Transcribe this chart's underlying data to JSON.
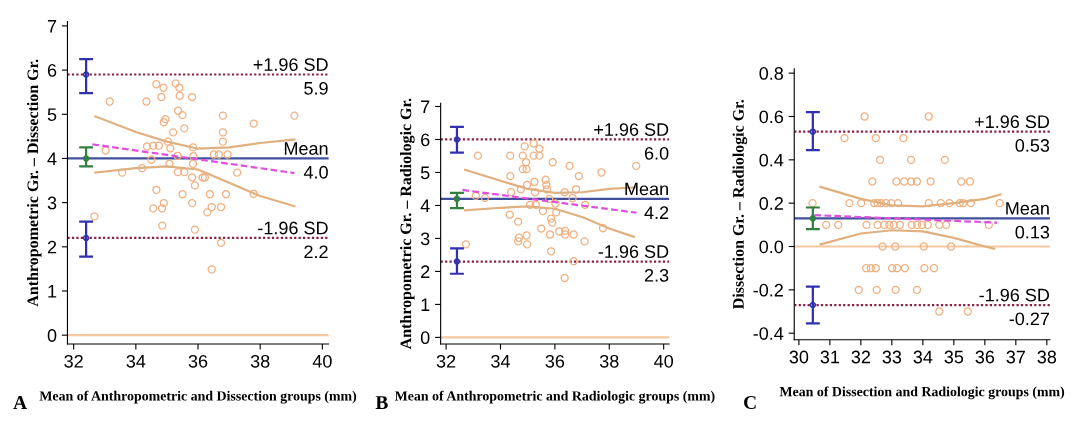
{
  "chart_data": [
    {
      "type": "scatter",
      "xlabel": "Mean of Anthropometric and Dissection groups (mm)",
      "ylabel": "Anthropometric Gr. – Dissection Gr.",
      "xlim": [
        31.8,
        40.2
      ],
      "ylim": [
        -0.2,
        7.1
      ],
      "xticks": [
        32,
        34,
        36,
        38,
        40
      ],
      "yticks": [
        0,
        1,
        2,
        3,
        4,
        5,
        6,
        7
      ],
      "annotations": [
        "A",
        {
          "text": "5.9",
          "y": 5.9
        },
        {
          "text": "4.0",
          "y": 4.0
        },
        {
          "text": "2.2",
          "y": 2.2
        }
      ],
      "ref_lines": [
        {
          "axis": "y",
          "value": 5.9,
          "label": "+1.96 SD",
          "color": "#8b2040",
          "line_style": "dotted"
        },
        {
          "axis": "y",
          "value": 4.0,
          "label": "Mean",
          "color": "#40509c",
          "line_style": "solid"
        },
        {
          "axis": "y",
          "value": 2.2,
          "label": "-1.96 SD",
          "color": "#8b2040",
          "line_style": "dotted"
        },
        {
          "axis": "y",
          "value": 0,
          "color": "#f5c8a0",
          "line_style": "solid"
        }
      ],
      "series": [
        {
          "type": "scatter",
          "marker": "circle",
          "color": "#f0b080",
          "x": [
            32.67,
            33.03,
            33.16,
            33.56,
            34.2,
            34.34,
            34.36,
            34.5,
            34.56,
            34.66,
            34.66,
            34.56,
            34.74,
            34.82,
            34.89,
            34.84,
            34.9,
            34.9,
            34.95,
            34.85,
            35.03,
            35.08,
            35.11,
            35.2,
            35.28,
            35.36,
            35.4,
            35.41,
            35.34,
            35.35,
            35.5,
            35.5,
            35.56,
            35.56,
            35.81,
            35.81,
            35.84,
            35.85,
            35.84,
            35.81,
            35.9,
            35.9,
            36.15,
            36.22,
            36.38,
            36.3,
            36.44,
            36.44,
            36.51,
            36.67,
            36.74,
            36.74,
            36.8,
            36.8,
            36.8,
            36.9,
            36.95,
            37.26,
            37.79,
            37.79,
            39.1
          ],
          "values": [
            2.69,
            4.18,
            5.29,
            3.68,
            3.78,
            5.29,
            4.27,
            3.97,
            4.29,
            5.68,
            3.29,
            2.87,
            4.29,
            5.39,
            5.6,
            2.87,
            2.99,
            4.82,
            4.89,
            2.48,
            4.38,
            3.88,
            4.23,
            4.59,
            5.7,
            5.08,
            5.6,
            5.42,
            4.06,
            3.69,
            4.98,
            3.19,
            4.68,
            3.69,
            5.39,
            2.99,
            4.25,
            4.05,
            3.88,
            3.57,
            3.39,
            2.39,
            3.57,
            3.57,
            3.19,
            2.78,
            2.9,
            1.49,
            4.09,
            4.09,
            2.9,
            2.09,
            4.97,
            4.59,
            4.38,
            3.19,
            4.09,
            3.68,
            4.79,
            3.2,
            4.97
          ]
        },
        {
          "type": "line",
          "line_style": "dashed",
          "color": "#e050e0",
          "x": [
            32.6,
            39.1
          ],
          "values": [
            4.32,
            3.67
          ]
        },
        {
          "type": "line",
          "color": "#e0b080",
          "x": [
            32.7,
            34,
            35,
            36,
            37,
            38,
            39.1
          ],
          "values": [
            4.95,
            4.6,
            4.38,
            4.22,
            4.25,
            4.35,
            4.43
          ]
        },
        {
          "type": "line",
          "color": "#e0b080",
          "x": [
            32.7,
            34,
            35,
            36,
            37,
            38,
            39.1
          ],
          "values": [
            3.68,
            3.78,
            3.82,
            3.75,
            3.45,
            3.15,
            2.92
          ]
        },
        {
          "type": "scatter",
          "marker": "circle",
          "x": [
            32.4,
            32.4
          ],
          "values": [
            5.9,
            2.2
          ],
          "errors": [
            [
              5.48,
              6.25
            ],
            [
              1.78,
              2.57
            ]
          ],
          "color": "#3030b0"
        },
        {
          "type": "scatter",
          "marker": "circle",
          "x": [
            32.4
          ],
          "values": [
            4.0
          ],
          "errors": [
            [
              3.82,
              4.25
            ]
          ],
          "color": "#308040"
        }
      ]
    },
    {
      "type": "scatter",
      "xlabel": "Mean of Anthropometric and Radiologic groups (mm)",
      "ylabel": "Anthropometric Gr. – Radiologic Gr.",
      "xlim": [
        31.8,
        40.2
      ],
      "ylim": [
        -0.2,
        7.1
      ],
      "xticks": [
        32,
        34,
        36,
        38,
        40
      ],
      "yticks": [
        0,
        1,
        2,
        3,
        4,
        5,
        6,
        7
      ],
      "annotations": [
        "B",
        {
          "text": "6.0",
          "y": 6.0
        },
        {
          "text": "4.2",
          "y": 4.2
        },
        {
          "text": "2.3",
          "y": 2.3
        }
      ],
      "ref_lines": [
        {
          "axis": "y",
          "value": 6.0,
          "label": "+1.96 SD",
          "color": "#8b2040",
          "line_style": "dotted"
        },
        {
          "axis": "y",
          "value": 4.2,
          "label": "Mean",
          "color": "#40509c",
          "line_style": "solid"
        },
        {
          "axis": "y",
          "value": 2.3,
          "label": "-1.96 SD",
          "color": "#8b2040",
          "line_style": "dotted"
        },
        {
          "axis": "y",
          "value": 0,
          "color": "#f5c8a0",
          "line_style": "solid"
        }
      ],
      "series": [
        {
          "type": "scatter",
          "marker": "circle",
          "color": "#f0b080",
          "x": [
            32.73,
            33.09,
            33.17,
            33.43,
            34.36,
            34.36,
            34.39,
            34.34,
            34.65,
            34.68,
            34.65,
            34.75,
            34.82,
            34.89,
            34.94,
            34.82,
            34.96,
            34.96,
            34.98,
            34.98,
            35.09,
            35.22,
            35.22,
            35.25,
            35.27,
            35.3,
            35.43,
            35.43,
            35.5,
            35.56,
            35.66,
            35.69,
            35.71,
            35.79,
            35.82,
            35.86,
            35.9,
            35.86,
            35.92,
            36.02,
            36.05,
            36.16,
            36.36,
            36.38,
            36.38,
            36.36,
            36.54,
            36.65,
            36.69,
            36.69,
            36.78,
            36.88,
            37.09,
            37.11,
            37.71,
            37.77,
            38.99
          ],
          "values": [
            2.82,
            4.29,
            5.51,
            4.23,
            5.51,
            4.89,
            4.4,
            3.72,
            3.51,
            3.02,
            2.91,
            4.49,
            5.51,
            5.79,
            5.31,
            5.1,
            5.1,
            3.09,
            2.82,
            4.62,
            4.02,
            5.51,
            5.88,
            4.71,
            4.4,
            4.02,
            5.51,
            5.72,
            3.3,
            3.83,
            4.78,
            4.62,
            4.49,
            4.2,
            3.12,
            3.6,
            3.48,
            2.61,
            5.31,
            4.06,
            3.79,
            3.21,
            4.4,
            3.23,
            3.12,
            1.8,
            5.2,
            4.22,
            3.12,
            2.31,
            4.49,
            4.89,
            2.91,
            4.02,
            5.0,
            3.31,
            5.2
          ]
        },
        {
          "type": "line",
          "line_style": "dashed",
          "color": "#e050e0",
          "x": [
            32.6,
            39.0
          ],
          "values": [
            4.47,
            3.78
          ]
        },
        {
          "type": "line",
          "color": "#e0b080",
          "x": [
            32.7,
            34,
            35,
            36,
            37,
            38,
            39
          ],
          "values": [
            5.08,
            4.75,
            4.5,
            4.38,
            4.4,
            4.5,
            4.55
          ]
        },
        {
          "type": "line",
          "color": "#e0b080",
          "x": [
            32.7,
            34,
            35,
            36,
            37,
            38,
            38.9
          ],
          "values": [
            3.85,
            3.93,
            3.97,
            3.9,
            3.65,
            3.3,
            3.05
          ]
        },
        {
          "type": "scatter",
          "marker": "circle",
          "x": [
            32.4,
            32.4
          ],
          "values": [
            6.0,
            2.3
          ],
          "errors": [
            [
              5.6,
              6.38
            ],
            [
              1.93,
              2.7
            ]
          ],
          "color": "#3030b0"
        },
        {
          "type": "scatter",
          "marker": "circle",
          "x": [
            32.4
          ],
          "values": [
            4.2
          ],
          "errors": [
            [
              3.92,
              4.38
            ]
          ],
          "color": "#308040"
        }
      ]
    },
    {
      "type": "scatter",
      "xlabel": "Mean of Dissection and Radiologic groups (mm)",
      "ylabel": "Dissection Gr. – Radiologic Gr.",
      "xlim": [
        29.85,
        38.1
      ],
      "ylim": [
        -0.43,
        0.82
      ],
      "xticks": [
        30,
        31,
        32,
        33,
        34,
        35,
        36,
        37,
        38
      ],
      "yticks": [
        {
          "value": -0.4,
          "label": "-0.4"
        },
        {
          "value": -0.2,
          "label": "-0.2"
        },
        {
          "value": 0,
          "label": "0.0"
        },
        {
          "value": 0.2,
          "label": "0.2"
        },
        {
          "value": 0.4,
          "label": "0.4"
        },
        {
          "value": 0.6,
          "label": "0.6"
        },
        {
          "value": 0.8,
          "label": "0.8"
        }
      ],
      "annotations": [
        "C",
        {
          "text": "0.53",
          "y": 0.53
        },
        {
          "text": "0.13",
          "y": 0.13
        },
        {
          "text": "-0.27",
          "y": -0.27
        }
      ],
      "ref_lines": [
        {
          "axis": "y",
          "value": 0.53,
          "label": "+1.96 SD",
          "color": "#8b2040",
          "line_style": "dotted"
        },
        {
          "axis": "y",
          "value": 0.13,
          "label": "Mean",
          "color": "#40509c",
          "line_style": "solid"
        },
        {
          "axis": "y",
          "value": -0.27,
          "label": "-1.96 SD",
          "color": "#8b2040",
          "line_style": "dotted"
        },
        {
          "axis": "y",
          "value": 0,
          "color": "#f5c8a0",
          "line_style": "solid"
        }
      ],
      "series": [
        {
          "type": "scatter",
          "marker": "circle",
          "color": "#f0b080",
          "x": [
            32.12,
            34.19,
            31.47,
            32.48,
            33.37,
            32.62,
            33.62,
            34.71,
            32.37,
            33.15,
            33.4,
            33.62,
            33.81,
            34.25,
            35.24,
            35.52,
            30.44,
            31.63,
            32.01,
            32.43,
            32.54,
            32.65,
            32.81,
            32.98,
            33.2,
            34.19,
            34.58,
            34.86,
            35.19,
            35.3,
            35.55,
            36.48,
            30.88,
            31.27,
            32.18,
            32.54,
            32.76,
            32.92,
            33.06,
            33.26,
            33.64,
            33.81,
            33.97,
            34.16,
            34.53,
            34.75,
            36.13,
            32.7,
            33.11,
            34.03,
            34.91,
            32.17,
            32.32,
            32.48,
            33.01,
            33.17,
            33.42,
            34.05,
            34.36,
            31.93,
            32.51,
            33.12,
            33.81,
            34.53,
            35.45
          ],
          "values": [
            0.6,
            0.6,
            0.5,
            0.5,
            0.5,
            0.4,
            0.4,
            0.4,
            0.3,
            0.3,
            0.3,
            0.3,
            0.3,
            0.3,
            0.3,
            0.3,
            0.2,
            0.2,
            0.2,
            0.2,
            0.2,
            0.2,
            0.2,
            0.2,
            0.2,
            0.2,
            0.2,
            0.2,
            0.2,
            0.2,
            0.2,
            0.2,
            0.1,
            0.1,
            0.1,
            0.1,
            0.1,
            0.1,
            0.1,
            0.1,
            0.1,
            0.1,
            0.1,
            0.1,
            0.1,
            0.1,
            0.1,
            0,
            0,
            0,
            0,
            -0.1,
            -0.1,
            -0.1,
            -0.1,
            -0.1,
            -0.1,
            -0.1,
            -0.1,
            -0.2,
            -0.2,
            -0.2,
            -0.2,
            -0.3,
            -0.3
          ]
        },
        {
          "type": "line",
          "line_style": "dashed",
          "color": "#e050e0",
          "x": [
            30.5,
            36.4
          ],
          "values": [
            0.145,
            0.11
          ]
        },
        {
          "type": "line",
          "color": "#e0b080",
          "x": [
            30.7,
            32,
            33,
            34,
            35,
            36,
            36.5
          ],
          "values": [
            0.275,
            0.22,
            0.19,
            0.185,
            0.2,
            0.22,
            0.24
          ]
        },
        {
          "type": "line",
          "color": "#e0b080",
          "x": [
            30.7,
            32,
            33,
            34,
            35,
            36,
            36.3
          ],
          "values": [
            0.01,
            0.06,
            0.075,
            0.07,
            0.04,
            0.0,
            -0.01
          ]
        },
        {
          "type": "scatter",
          "marker": "circle",
          "x": [
            30.45,
            30.45
          ],
          "values": [
            0.53,
            -0.27
          ],
          "errors": [
            [
              0.445,
              0.62
            ],
            [
              -0.355,
              -0.185
            ]
          ],
          "color": "#3030b0"
        },
        {
          "type": "scatter",
          "marker": "circle",
          "x": [
            30.45
          ],
          "values": [
            0.13
          ],
          "errors": [
            [
              0.08,
              0.18
            ]
          ],
          "color": "#308040"
        }
      ]
    }
  ]
}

Exercise task:
Pull out and copy each line containing the string "Radiologic".

Task response:
      "xlabel": "Mean of Anthropometric and Radiologic groups (mm)",
      "ylabel": "Anthropometric Gr. – Radiologic Gr.",
      "xlabel": "Mean of Dissection and Radiologic groups (mm)",
      "ylabel": "Dissection Gr. – Radiologic Gr.",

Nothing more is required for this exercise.